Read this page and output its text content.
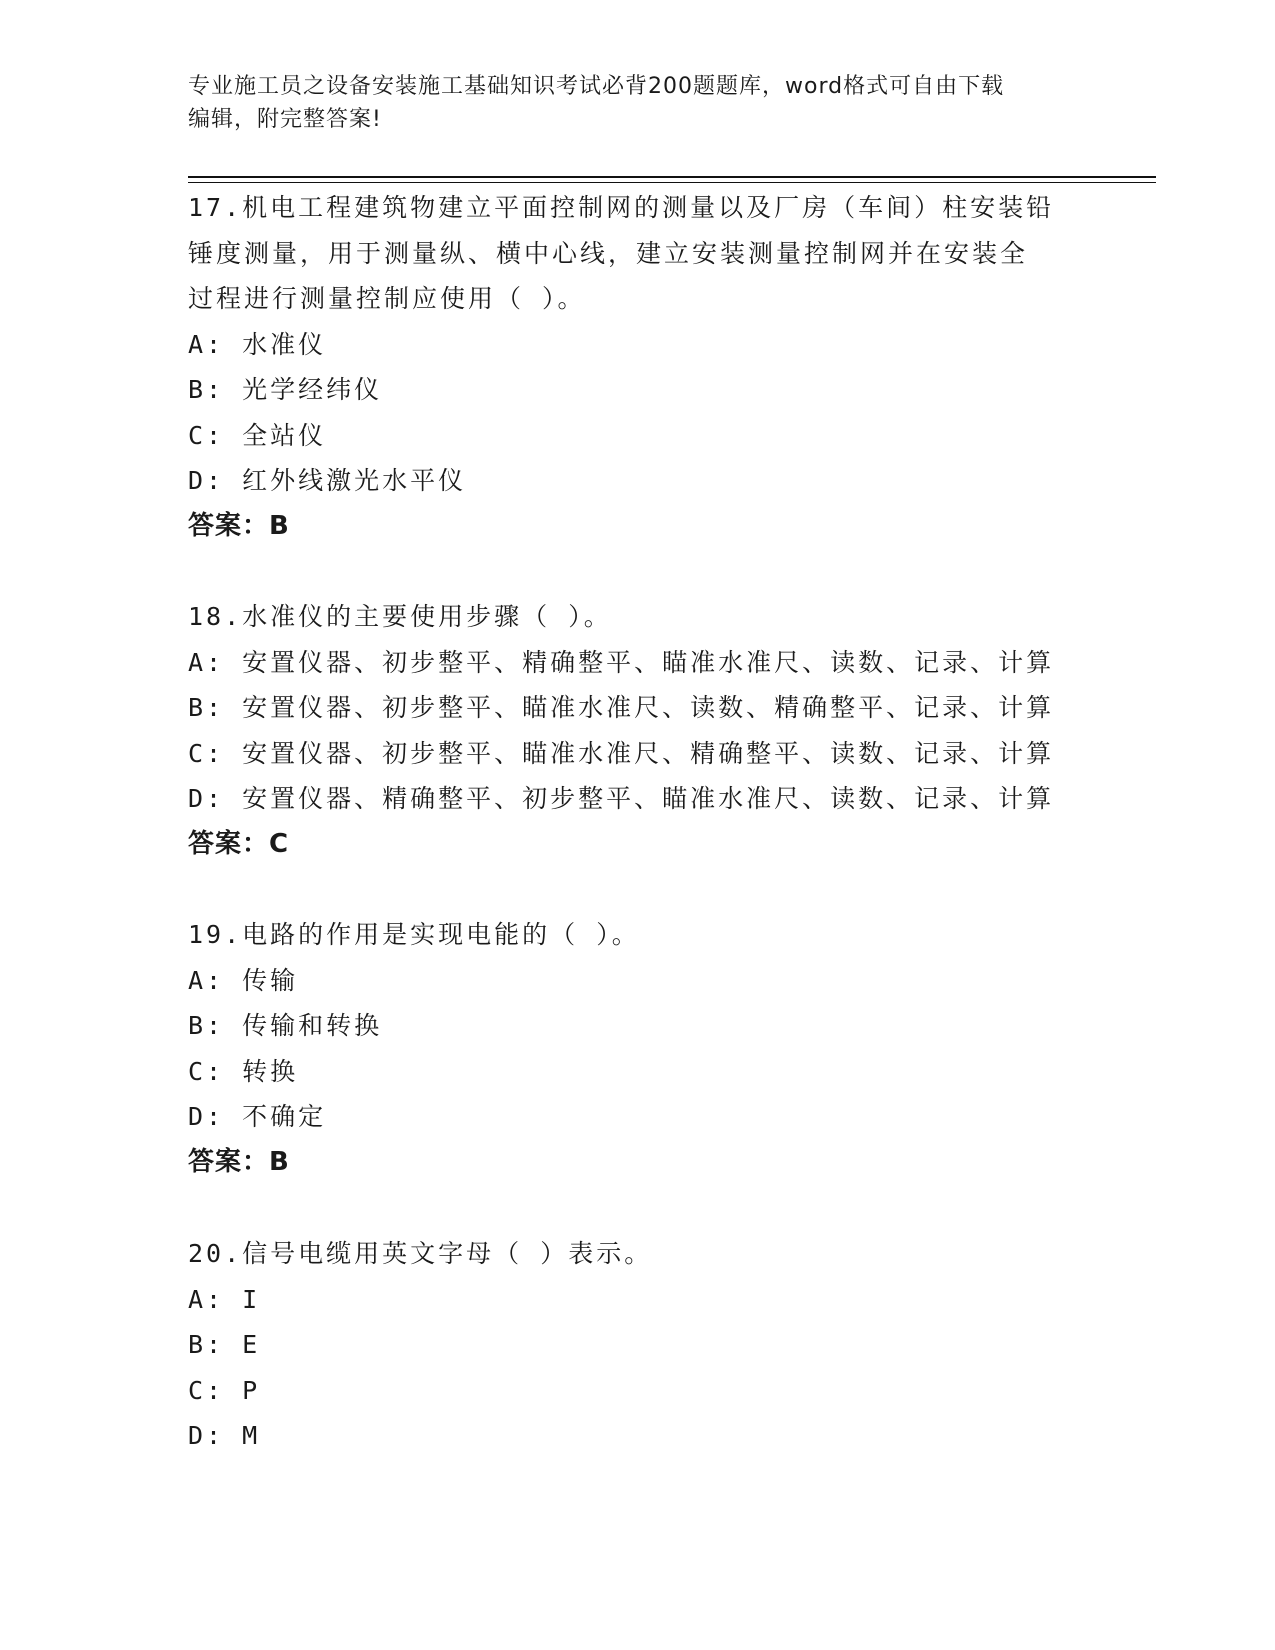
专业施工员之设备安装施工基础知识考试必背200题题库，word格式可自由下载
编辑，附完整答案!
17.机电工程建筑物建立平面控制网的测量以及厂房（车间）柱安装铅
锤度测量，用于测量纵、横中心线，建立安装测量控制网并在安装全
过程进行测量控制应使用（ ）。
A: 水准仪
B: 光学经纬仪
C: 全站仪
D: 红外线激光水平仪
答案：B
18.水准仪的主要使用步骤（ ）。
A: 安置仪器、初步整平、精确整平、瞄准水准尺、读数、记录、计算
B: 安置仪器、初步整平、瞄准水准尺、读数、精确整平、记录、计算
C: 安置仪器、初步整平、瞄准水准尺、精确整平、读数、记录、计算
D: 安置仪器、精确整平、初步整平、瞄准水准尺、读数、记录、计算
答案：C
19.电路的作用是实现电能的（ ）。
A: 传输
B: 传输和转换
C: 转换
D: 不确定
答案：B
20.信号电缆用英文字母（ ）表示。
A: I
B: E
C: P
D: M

**Set exercise**
Filter the records above for "初步整平" and copy every matching line.

**Task output**
A: 安置仪器、初步整平、精确整平、瞄准水准尺、读数、记录、计算
B: 安置仪器、初步整平、瞄准水准尺、读数、精确整平、记录、计算
C: 安置仪器、初步整平、瞄准水准尺、精确整平、读数、记录、计算
D: 安置仪器、精确整平、初步整平、瞄准水准尺、读数、记录、计算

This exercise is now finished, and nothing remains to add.